▶ **Set problem 1**
According to the text on Friday the 13th, what number does 13 reduce to in numerological terms?

---- Extracted text

Good luck? Bad Luck? Or mere superstition?

Friday the 13th can strike fear into even the most rationally-minded of people, but why is this?  And does it have any grounding in fact, experience or numerology?  And what if you happen to be born on Friday the 13?

What does Numerology Say about Friday 13th?

One of the founding principles of Numerology is that no number can be defined as being “good” or “bad”. All numbers may contain attributes that we humans may describe as good or bad, but numbers themselves exist beyond this kind of polarizing perspective.

Even the number 666, which has been associated with pure evil for as long as most of us can remember, isn’t an inherently “bad” number. It’s no better or worse than the number code 11:11 that so many people are currently drawn to (or is it the other way round?!)

Is Friday 13th your Birthday?

In numerological terms, 13 reduces to a 4, so if you’re (lucky enough to be!) born on this day, this is your Birthday Number (and you can read more about this HERE).  13 is also what’s known as a Karmic Number, so if you’re born on this day, you do have some work to do in this lifetime, but is this unlucky? NO! We’ve all come here with challenges to meet!

But despite the purity of numbers, it’s true that over many years of mythological, cultural, historical, political and social storytelling, certain numbers have become associated with luck. Good and bad.

Is The Number 13 Actually Unlucky?

Triskaidekaphobia means fear of the number 13. The term comes from the Greek, where tris = three, kai = and, deka = ten, plus phobia, which means fear.

But what actually causes this fear?

--------
---- Supplied data

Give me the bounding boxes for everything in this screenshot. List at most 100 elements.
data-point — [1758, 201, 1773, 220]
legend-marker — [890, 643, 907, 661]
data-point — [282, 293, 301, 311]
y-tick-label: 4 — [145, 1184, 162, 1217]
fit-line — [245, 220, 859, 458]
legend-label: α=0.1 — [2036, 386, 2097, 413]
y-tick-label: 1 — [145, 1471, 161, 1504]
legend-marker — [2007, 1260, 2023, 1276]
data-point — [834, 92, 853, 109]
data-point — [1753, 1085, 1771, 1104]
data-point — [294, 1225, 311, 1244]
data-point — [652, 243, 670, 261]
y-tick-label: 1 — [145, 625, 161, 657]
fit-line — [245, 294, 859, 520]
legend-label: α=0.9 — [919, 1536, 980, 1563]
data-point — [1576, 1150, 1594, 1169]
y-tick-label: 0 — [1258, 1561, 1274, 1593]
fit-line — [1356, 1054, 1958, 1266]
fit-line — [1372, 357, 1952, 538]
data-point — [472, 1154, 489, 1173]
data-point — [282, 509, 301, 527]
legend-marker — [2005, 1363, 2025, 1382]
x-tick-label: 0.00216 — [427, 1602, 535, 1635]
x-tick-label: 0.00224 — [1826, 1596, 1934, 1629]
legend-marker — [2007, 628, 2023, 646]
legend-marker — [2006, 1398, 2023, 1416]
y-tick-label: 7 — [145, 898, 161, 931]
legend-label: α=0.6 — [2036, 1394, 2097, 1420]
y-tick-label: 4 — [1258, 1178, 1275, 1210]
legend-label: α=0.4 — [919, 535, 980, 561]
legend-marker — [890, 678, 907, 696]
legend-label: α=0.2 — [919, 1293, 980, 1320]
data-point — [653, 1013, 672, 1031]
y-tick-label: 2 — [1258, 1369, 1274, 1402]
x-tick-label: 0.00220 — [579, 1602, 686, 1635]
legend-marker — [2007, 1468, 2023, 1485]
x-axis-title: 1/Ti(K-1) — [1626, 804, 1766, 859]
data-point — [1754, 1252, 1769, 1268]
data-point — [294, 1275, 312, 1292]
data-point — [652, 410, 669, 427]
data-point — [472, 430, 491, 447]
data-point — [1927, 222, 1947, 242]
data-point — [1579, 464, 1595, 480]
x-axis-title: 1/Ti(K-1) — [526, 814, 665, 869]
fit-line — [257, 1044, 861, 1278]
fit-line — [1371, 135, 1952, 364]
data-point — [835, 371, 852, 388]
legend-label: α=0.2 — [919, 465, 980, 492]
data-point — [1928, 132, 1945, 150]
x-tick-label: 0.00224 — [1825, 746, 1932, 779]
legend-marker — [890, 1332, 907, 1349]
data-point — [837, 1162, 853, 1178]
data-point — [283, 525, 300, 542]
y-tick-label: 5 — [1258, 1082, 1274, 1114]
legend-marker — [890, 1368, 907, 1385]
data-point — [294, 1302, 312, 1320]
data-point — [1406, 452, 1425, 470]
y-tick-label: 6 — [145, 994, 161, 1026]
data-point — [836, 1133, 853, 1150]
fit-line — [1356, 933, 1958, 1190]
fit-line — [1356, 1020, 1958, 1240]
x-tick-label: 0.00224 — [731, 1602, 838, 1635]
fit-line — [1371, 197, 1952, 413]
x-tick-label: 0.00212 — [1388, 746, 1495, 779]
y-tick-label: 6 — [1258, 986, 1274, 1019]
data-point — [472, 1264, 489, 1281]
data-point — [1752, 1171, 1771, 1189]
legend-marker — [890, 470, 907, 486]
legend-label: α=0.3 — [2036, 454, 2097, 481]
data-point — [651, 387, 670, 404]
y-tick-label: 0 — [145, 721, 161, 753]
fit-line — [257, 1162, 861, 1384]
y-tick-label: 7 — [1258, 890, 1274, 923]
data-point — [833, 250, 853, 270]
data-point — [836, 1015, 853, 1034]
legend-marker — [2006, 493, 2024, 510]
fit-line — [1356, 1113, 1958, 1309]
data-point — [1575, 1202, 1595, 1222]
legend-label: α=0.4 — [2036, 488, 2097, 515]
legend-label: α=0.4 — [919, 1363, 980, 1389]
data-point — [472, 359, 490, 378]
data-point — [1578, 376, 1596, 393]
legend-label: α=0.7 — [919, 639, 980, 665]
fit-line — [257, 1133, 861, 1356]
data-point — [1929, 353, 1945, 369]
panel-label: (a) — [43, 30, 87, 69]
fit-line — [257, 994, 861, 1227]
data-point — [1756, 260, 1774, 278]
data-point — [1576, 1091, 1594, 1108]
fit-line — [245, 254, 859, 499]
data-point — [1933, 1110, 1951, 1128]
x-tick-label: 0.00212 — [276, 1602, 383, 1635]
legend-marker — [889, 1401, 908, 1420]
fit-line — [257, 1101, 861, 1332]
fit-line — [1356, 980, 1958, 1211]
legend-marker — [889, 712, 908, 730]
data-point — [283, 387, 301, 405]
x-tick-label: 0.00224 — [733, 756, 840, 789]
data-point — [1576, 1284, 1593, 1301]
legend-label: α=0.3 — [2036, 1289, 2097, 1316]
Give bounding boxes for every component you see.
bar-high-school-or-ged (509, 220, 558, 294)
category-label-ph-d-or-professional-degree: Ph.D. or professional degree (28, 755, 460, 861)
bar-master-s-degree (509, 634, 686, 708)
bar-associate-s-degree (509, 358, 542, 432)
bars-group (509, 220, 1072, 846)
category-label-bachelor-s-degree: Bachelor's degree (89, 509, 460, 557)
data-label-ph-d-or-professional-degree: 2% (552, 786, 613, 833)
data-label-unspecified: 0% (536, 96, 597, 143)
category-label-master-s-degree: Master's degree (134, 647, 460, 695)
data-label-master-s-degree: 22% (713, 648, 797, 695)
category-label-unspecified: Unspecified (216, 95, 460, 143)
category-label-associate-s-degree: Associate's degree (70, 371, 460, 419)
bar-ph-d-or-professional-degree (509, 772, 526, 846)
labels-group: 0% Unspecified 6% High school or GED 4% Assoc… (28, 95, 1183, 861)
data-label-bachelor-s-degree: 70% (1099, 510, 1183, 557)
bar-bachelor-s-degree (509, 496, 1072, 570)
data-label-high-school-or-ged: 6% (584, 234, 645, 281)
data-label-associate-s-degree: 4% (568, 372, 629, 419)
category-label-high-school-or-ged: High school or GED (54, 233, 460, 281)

--------

▶ **Set problem 2**
Reproduce the rows from their first line through the line containing "data-point — [652, 243, 670, 261]", switching "fit-line" to "trend-line" and leaving everything else unchanged.

▶ **Written response 1**
4

▶ **Written response 2**
Give me the bounding boxes for everything in this screenshot. List at most 100 elements.
data-point — [1758, 201, 1773, 220]
legend-marker — [890, 643, 907, 661]
data-point — [282, 293, 301, 311]
y-tick-label: 4 — [145, 1184, 162, 1217]
trend-line — [245, 220, 859, 458]
legend-label: α=0.1 — [2036, 386, 2097, 413]
y-tick-label: 1 — [145, 1471, 161, 1504]
legend-marker — [2007, 1260, 2023, 1276]
data-point — [834, 92, 853, 109]
data-point — [1753, 1085, 1771, 1104]
data-point — [294, 1225, 311, 1244]
data-point — [652, 243, 670, 261]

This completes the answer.